◆ **WHAT NEEDS TO BE DONE**
Collect all lines containing the word "famous" from the data.

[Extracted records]

____________________

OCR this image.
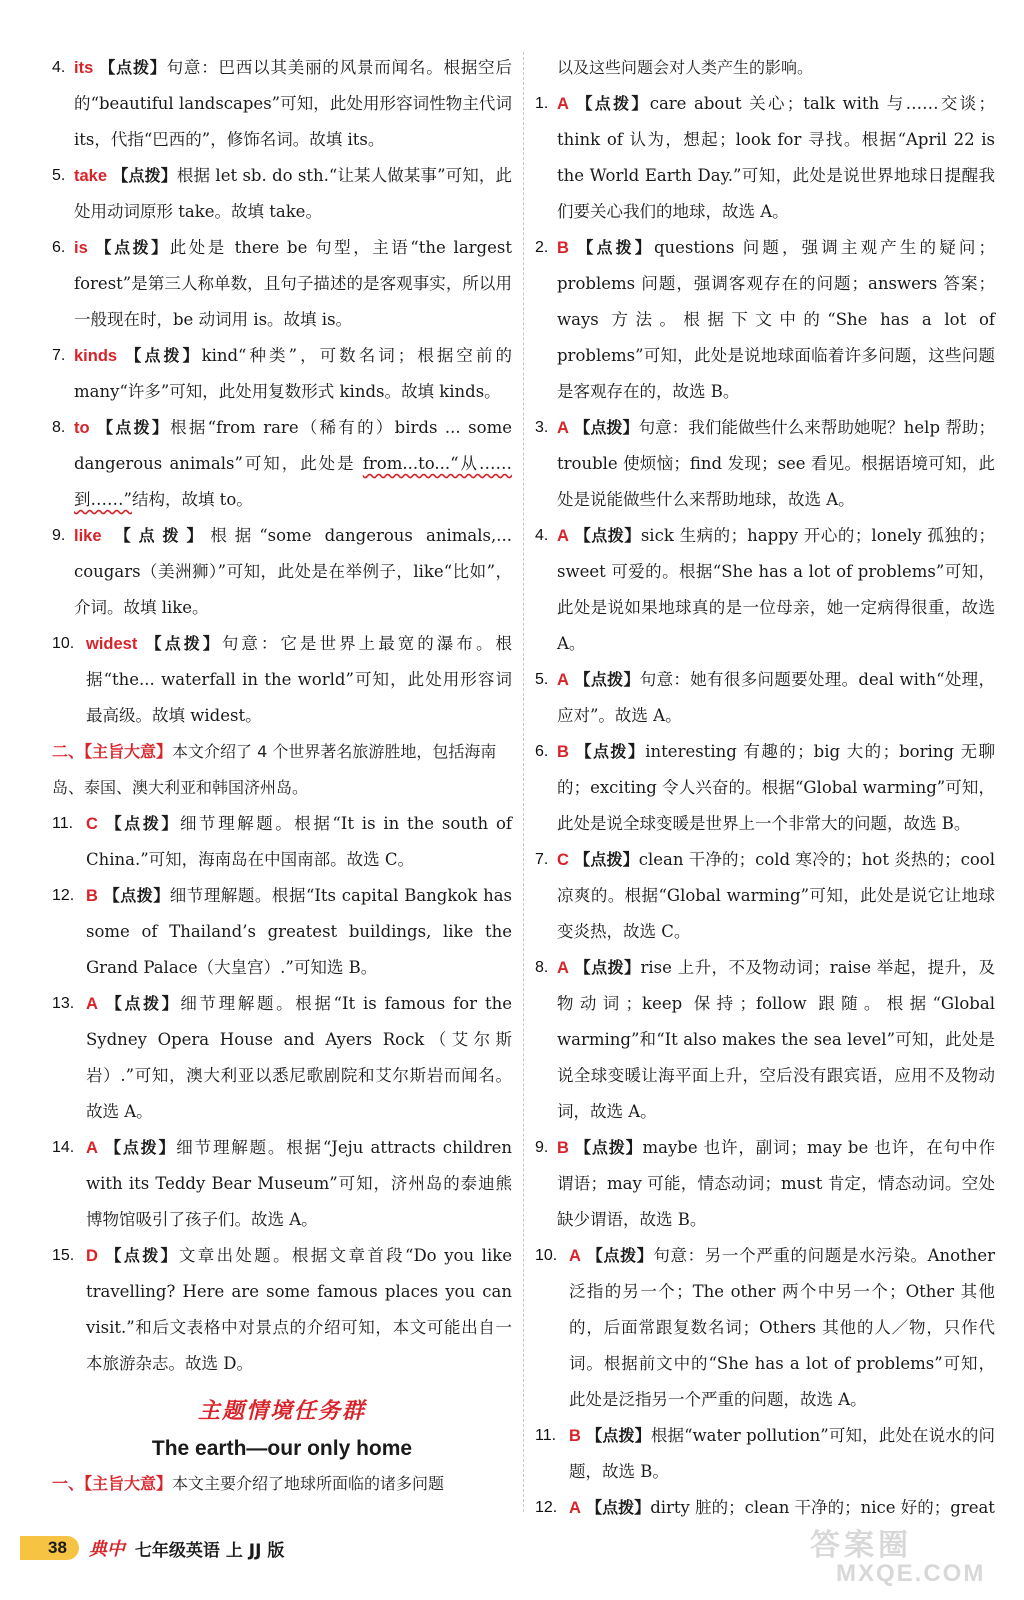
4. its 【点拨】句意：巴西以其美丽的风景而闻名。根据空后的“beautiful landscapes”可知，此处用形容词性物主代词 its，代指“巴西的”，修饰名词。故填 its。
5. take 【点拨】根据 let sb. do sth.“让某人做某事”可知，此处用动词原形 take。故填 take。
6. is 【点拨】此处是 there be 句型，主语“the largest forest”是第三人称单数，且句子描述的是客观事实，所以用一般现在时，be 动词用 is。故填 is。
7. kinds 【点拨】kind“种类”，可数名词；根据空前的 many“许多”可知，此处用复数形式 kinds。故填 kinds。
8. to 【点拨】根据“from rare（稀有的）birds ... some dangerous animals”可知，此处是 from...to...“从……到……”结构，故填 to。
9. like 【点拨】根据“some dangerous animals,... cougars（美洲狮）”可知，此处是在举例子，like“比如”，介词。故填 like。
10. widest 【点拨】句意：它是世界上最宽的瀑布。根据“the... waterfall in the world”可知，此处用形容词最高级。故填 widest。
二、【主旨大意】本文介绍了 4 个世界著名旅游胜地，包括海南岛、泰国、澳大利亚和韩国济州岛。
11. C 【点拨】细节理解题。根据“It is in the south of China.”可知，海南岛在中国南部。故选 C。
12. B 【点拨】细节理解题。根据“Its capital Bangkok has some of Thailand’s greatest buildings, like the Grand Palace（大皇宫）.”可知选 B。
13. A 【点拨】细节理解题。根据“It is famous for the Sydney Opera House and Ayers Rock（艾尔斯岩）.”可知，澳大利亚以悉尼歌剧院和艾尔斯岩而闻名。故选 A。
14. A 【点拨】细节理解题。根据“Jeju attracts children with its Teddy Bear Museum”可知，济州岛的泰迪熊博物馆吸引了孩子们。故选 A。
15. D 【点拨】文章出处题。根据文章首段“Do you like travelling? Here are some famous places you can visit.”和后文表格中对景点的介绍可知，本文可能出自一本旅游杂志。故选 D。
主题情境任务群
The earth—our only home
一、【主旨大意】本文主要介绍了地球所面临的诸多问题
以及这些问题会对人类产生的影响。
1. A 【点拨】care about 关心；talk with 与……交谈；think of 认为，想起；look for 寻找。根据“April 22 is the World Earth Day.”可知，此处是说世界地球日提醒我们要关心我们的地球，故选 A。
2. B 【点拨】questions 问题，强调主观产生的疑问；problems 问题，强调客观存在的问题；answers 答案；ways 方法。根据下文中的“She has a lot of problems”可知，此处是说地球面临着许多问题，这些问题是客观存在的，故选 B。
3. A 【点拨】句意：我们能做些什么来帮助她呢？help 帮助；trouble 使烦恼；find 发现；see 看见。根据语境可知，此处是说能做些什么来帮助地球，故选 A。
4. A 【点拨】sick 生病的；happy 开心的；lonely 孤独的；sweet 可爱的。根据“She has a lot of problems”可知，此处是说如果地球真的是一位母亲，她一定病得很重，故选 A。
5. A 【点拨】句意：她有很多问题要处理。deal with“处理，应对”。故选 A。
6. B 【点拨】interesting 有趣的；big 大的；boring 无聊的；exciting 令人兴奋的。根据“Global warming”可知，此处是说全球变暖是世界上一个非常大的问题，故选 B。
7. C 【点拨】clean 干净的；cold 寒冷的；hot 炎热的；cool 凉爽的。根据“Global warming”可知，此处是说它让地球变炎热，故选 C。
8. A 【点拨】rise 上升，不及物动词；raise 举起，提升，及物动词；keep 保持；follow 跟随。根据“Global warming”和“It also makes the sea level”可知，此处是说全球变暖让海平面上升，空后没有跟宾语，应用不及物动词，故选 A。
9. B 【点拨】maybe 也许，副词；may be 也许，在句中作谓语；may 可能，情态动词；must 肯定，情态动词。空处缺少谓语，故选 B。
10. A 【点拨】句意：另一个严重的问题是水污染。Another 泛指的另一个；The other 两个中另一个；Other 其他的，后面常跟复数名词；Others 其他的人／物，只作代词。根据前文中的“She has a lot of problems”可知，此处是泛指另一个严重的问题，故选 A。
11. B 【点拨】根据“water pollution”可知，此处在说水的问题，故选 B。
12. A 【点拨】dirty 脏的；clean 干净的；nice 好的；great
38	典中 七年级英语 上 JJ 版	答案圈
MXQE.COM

____________________

◆ **RESPONSE BELOW**
13. A 【点拨】细节理解题。根据“It is famous for the Sydney Opera House and Ayers Rock（艾尔斯岩）.”可知，澳大利亚以悉尼歌剧院和艾尔斯岩而闻名。故选 A。
15. D 【点拨】文章出处题。根据文章首段“Do you like travelling? Here are some famous places you can visit.”和后文表格中对景点的介绍可知，本文可能出自一本旅游杂志。故选 D。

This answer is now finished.